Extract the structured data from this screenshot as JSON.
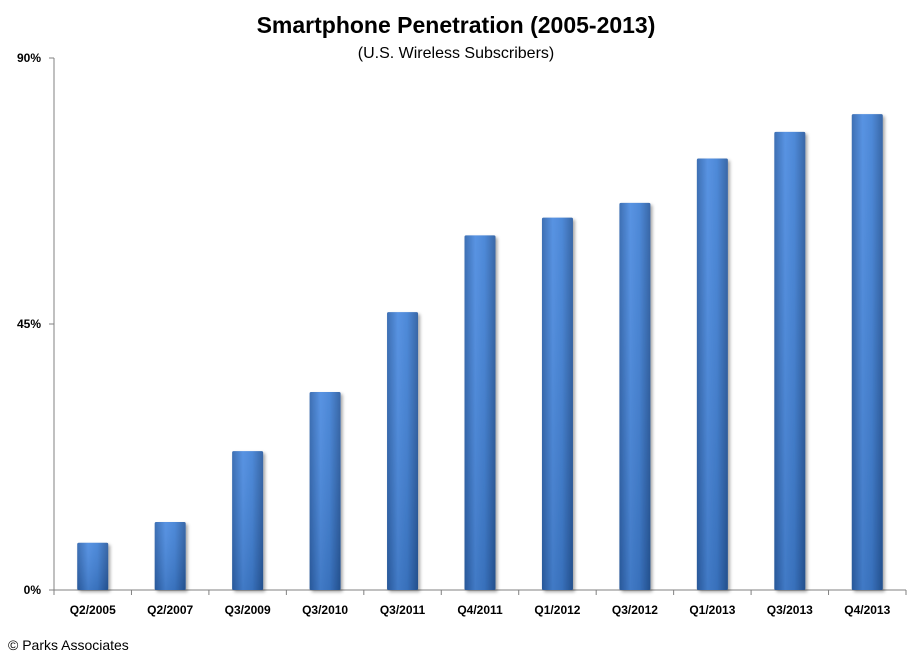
{
  "copyright": "© Parks Associates",
  "chart_data": {
    "type": "bar",
    "title": "Smartphone Penetration (2005-2013)",
    "subtitle": "(U.S. Wireless Subscribers)",
    "categories": [
      "Q2/2005",
      "Q2/2007",
      "Q3/2009",
      "Q3/2010",
      "Q3/2011",
      "Q4/2011",
      "Q1/2012",
      "Q3/2012",
      "Q1/2013",
      "Q3/2013",
      "Q4/2013"
    ],
    "values": [
      8,
      11.5,
      23.5,
      33.5,
      47,
      60,
      63,
      65.5,
      73,
      77.5,
      80.5
    ],
    "ylim": [
      0,
      90
    ],
    "yticks": [
      0,
      45,
      90
    ],
    "ytick_labels": [
      "0%",
      "45%",
      "90%"
    ],
    "bar_color": "#3f7fd4",
    "grid": false,
    "legend": "none"
  }
}
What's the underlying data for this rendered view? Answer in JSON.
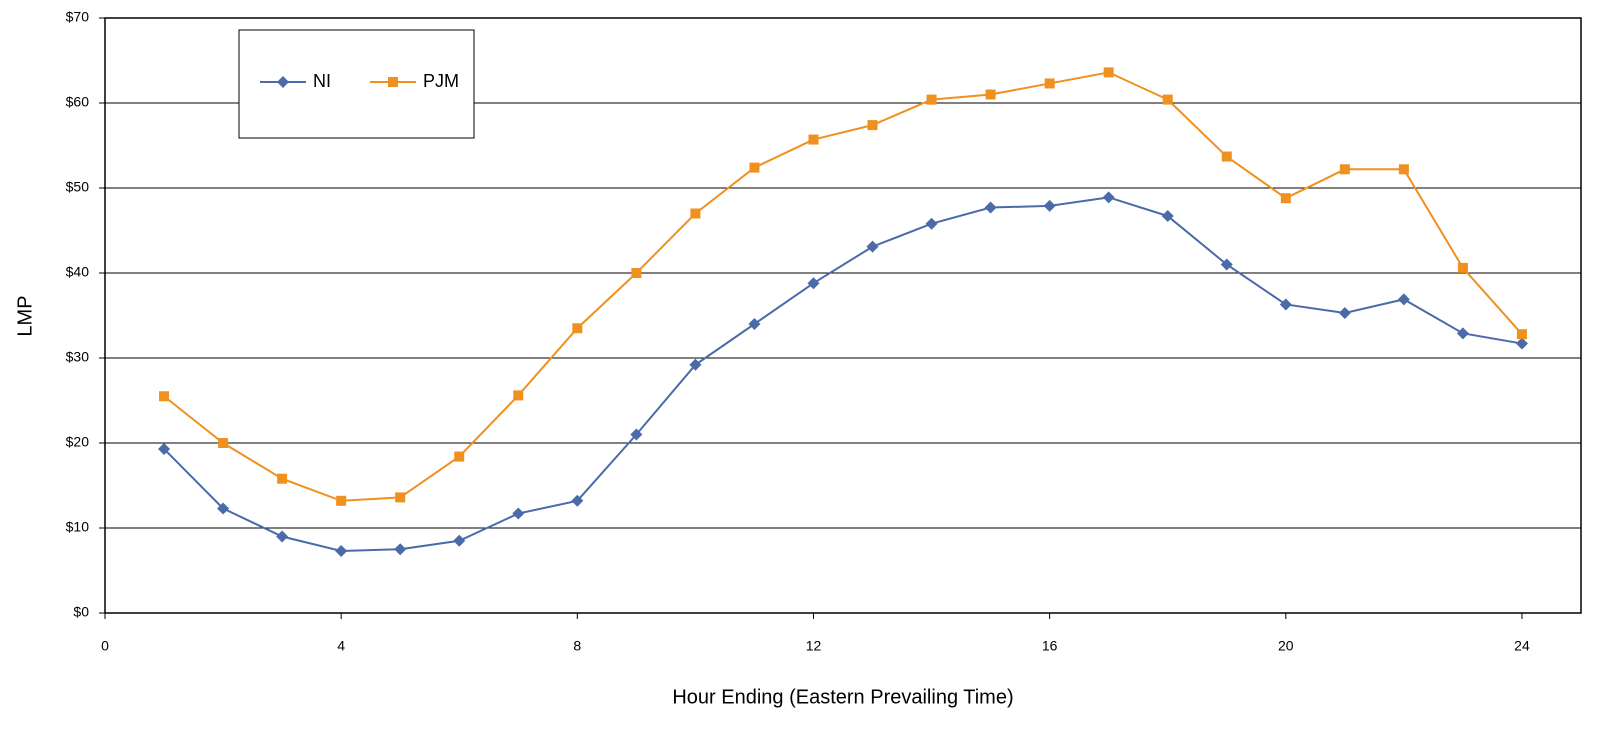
{
  "chart_data": {
    "type": "line",
    "x_label": "Hour Ending (Eastern Prevailing Time)",
    "y_label": "LMP",
    "x": [
      1,
      2,
      3,
      4,
      5,
      6,
      7,
      8,
      9,
      10,
      11,
      12,
      13,
      14,
      15,
      16,
      17,
      18,
      19,
      20,
      21,
      22,
      23,
      24
    ],
    "series": [
      {
        "name": "NI",
        "color": "#4a6aa8",
        "marker": "diamond",
        "values": [
          19.3,
          12.3,
          9.0,
          7.3,
          7.5,
          8.5,
          11.7,
          13.2,
          21.0,
          29.2,
          34.0,
          38.8,
          43.1,
          45.8,
          47.7,
          47.9,
          48.9,
          46.7,
          41.0,
          36.3,
          35.3,
          36.9,
          32.9,
          31.7
        ]
      },
      {
        "name": "PJM",
        "color": "#f0901f",
        "marker": "square",
        "values": [
          25.5,
          20.0,
          15.8,
          13.2,
          13.6,
          18.4,
          25.6,
          33.5,
          40.0,
          47.0,
          52.4,
          55.7,
          57.4,
          60.4,
          61.0,
          62.3,
          63.6,
          60.4,
          53.7,
          48.8,
          52.2,
          52.2,
          40.6,
          32.8
        ]
      }
    ],
    "xlim": [
      0,
      25
    ],
    "xticks": [
      0,
      4,
      8,
      12,
      16,
      20,
      24
    ],
    "ylim": [
      0,
      70
    ],
    "yticks": [
      {
        "value": 0,
        "label": "$0"
      },
      {
        "value": 10,
        "label": "$10"
      },
      {
        "value": 20,
        "label": "$20"
      },
      {
        "value": 30,
        "label": "$30"
      },
      {
        "value": 40,
        "label": "$40"
      },
      {
        "value": 50,
        "label": "$50"
      },
      {
        "value": 60,
        "label": "$60"
      },
      {
        "value": 70,
        "label": "$70"
      }
    ],
    "grid": true,
    "legend_position": "upper-left"
  }
}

******************************

* [Challenge]
Each line of the material must be retyped exactly, except that images are omitted.

* [Task output]
Extract the structured data from this screenshot as JSON.
{
  "copyright": "© Parks Associates",
  "chart_data": {
    "type": "bar",
    "title": "Smartphone Penetration (2005-2013)",
    "subtitle": "(U.S. Wireless Subscribers)",
    "categories": [
      "Q2/2005",
      "Q2/2007",
      "Q3/2009",
      "Q3/2010",
      "Q3/2011",
      "Q4/2011",
      "Q1/2012",
      "Q3/2012",
      "Q1/2013",
      "Q3/2013",
      "Q4/2013"
    ],
    "values": [
      8,
      11.5,
      23.5,
      33.5,
      47,
      60,
      63,
      65.5,
      73,
      77.5,
      80.5
    ],
    "ylim": [
      0,
      90
    ],
    "yticks": [
      0,
      45,
      90
    ],
    "ytick_labels": [
      "0%",
      "45%",
      "90%"
    ],
    "bar_color": "#3f7fd4",
    "grid": false,
    "legend": "none"
  }
}
What's the underlying data for this rendered view? Answer in JSON.
{
  "chart_data": {
    "type": "line",
    "x_label": "Hour Ending (Eastern Prevailing Time)",
    "y_label": "LMP",
    "x": [
      1,
      2,
      3,
      4,
      5,
      6,
      7,
      8,
      9,
      10,
      11,
      12,
      13,
      14,
      15,
      16,
      17,
      18,
      19,
      20,
      21,
      22,
      23,
      24
    ],
    "series": [
      {
        "name": "NI",
        "color": "#4a6aa8",
        "marker": "diamond",
        "values": [
          19.3,
          12.3,
          9.0,
          7.3,
          7.5,
          8.5,
          11.7,
          13.2,
          21.0,
          29.2,
          34.0,
          38.8,
          43.1,
          45.8,
          47.7,
          47.9,
          48.9,
          46.7,
          41.0,
          36.3,
          35.3,
          36.9,
          32.9,
          31.7
        ]
      },
      {
        "name": "PJM",
        "color": "#f0901f",
        "marker": "square",
        "values": [
          25.5,
          20.0,
          15.8,
          13.2,
          13.6,
          18.4,
          25.6,
          33.5,
          40.0,
          47.0,
          52.4,
          55.7,
          57.4,
          60.4,
          61.0,
          62.3,
          63.6,
          60.4,
          53.7,
          48.8,
          52.2,
          52.2,
          40.6,
          32.8
        ]
      }
    ],
    "xlim": [
      0,
      25
    ],
    "xticks": [
      0,
      4,
      8,
      12,
      16,
      20,
      24
    ],
    "ylim": [
      0,
      70
    ],
    "yticks": [
      {
        "value": 0,
        "label": "$0"
      },
      {
        "value": 10,
        "label": "$10"
      },
      {
        "value": 20,
        "label": "$20"
      },
      {
        "value": 30,
        "label": "$30"
      },
      {
        "value": 40,
        "label": "$40"
      },
      {
        "value": 50,
        "label": "$50"
      },
      {
        "value": 60,
        "label": "$60"
      },
      {
        "value": 70,
        "label": "$70"
      }
    ],
    "grid": true,
    "legend_position": "upper-left"
  }
}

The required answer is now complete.